**Exercise instructions:** Return the material below in full and exactly.

**Provided records:**

--------------------

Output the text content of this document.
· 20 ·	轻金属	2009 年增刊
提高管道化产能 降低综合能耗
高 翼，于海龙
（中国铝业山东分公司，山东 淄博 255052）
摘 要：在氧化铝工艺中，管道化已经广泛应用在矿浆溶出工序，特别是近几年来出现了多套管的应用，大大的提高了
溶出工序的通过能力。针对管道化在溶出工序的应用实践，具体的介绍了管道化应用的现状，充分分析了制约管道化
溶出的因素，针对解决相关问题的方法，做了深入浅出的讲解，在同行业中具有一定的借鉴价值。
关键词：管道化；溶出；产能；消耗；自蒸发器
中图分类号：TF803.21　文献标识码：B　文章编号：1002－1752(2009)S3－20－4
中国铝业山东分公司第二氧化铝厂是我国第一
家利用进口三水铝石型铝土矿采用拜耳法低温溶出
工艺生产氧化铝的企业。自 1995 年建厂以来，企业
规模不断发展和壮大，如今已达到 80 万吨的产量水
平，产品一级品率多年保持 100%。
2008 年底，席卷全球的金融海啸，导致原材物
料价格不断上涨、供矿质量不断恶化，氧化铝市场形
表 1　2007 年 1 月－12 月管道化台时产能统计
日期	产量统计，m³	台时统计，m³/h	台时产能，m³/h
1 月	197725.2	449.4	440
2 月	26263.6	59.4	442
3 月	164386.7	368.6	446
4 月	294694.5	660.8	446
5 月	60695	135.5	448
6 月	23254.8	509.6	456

--------------------

**Final result:**
Output the text content of this document.
· 20 ·	轻金属	2009 年增刊
提高管道化产能 降低综合能耗
高 翼，于海龙
（中国铝业山东分公司，山东 淄博 255052）
摘 要：在氧化铝工艺中，管道化已经广泛应用在矿浆溶出工序，特别是近几年来出现了多套管的应用，大大的提高了
溶出工序的通过能力。针对管道化在溶出工序的应用实践，具体的介绍了管道化应用的现状，充分分析了制约管道化
溶出的因素，针对解决相关问题的方法，做了深入浅出的讲解，在同行业中具有一定的借鉴价值。
关键词：管道化；溶出；产能；消耗；自蒸发器
中图分类号：TF803.21　文献标识码：B　文章编号：1002－1752(2009)S3－20－4
中国铝业山东分公司第二氧化铝厂是我国第一
家利用进口三水铝石型铝土矿采用拜耳法低温溶出
工艺生产氧化铝的企业。自 1995 年建厂以来，企业
规模不断发展和壮大，如今已达到 80 万吨的产量水
平，产品一级品率多年保持 100%。
2008 年底，席卷全球的金融海啸，导致原材物
料价格不断上涨、供矿质量不断恶化，氧化铝市场形
表 1　2007 年 1 月－12 月管道化台时产能统计
日期	产量统计，m³	台时统计，m³/h	台时产能，m³/h
1 月	197725.2	449.4	440
2 月	26263.6	59.4	442
3 月	164386.7	368.6	446
4 月	294694.5	660.8	446
5 月	60695	135.5	448
6 月	23254.8	509.6	456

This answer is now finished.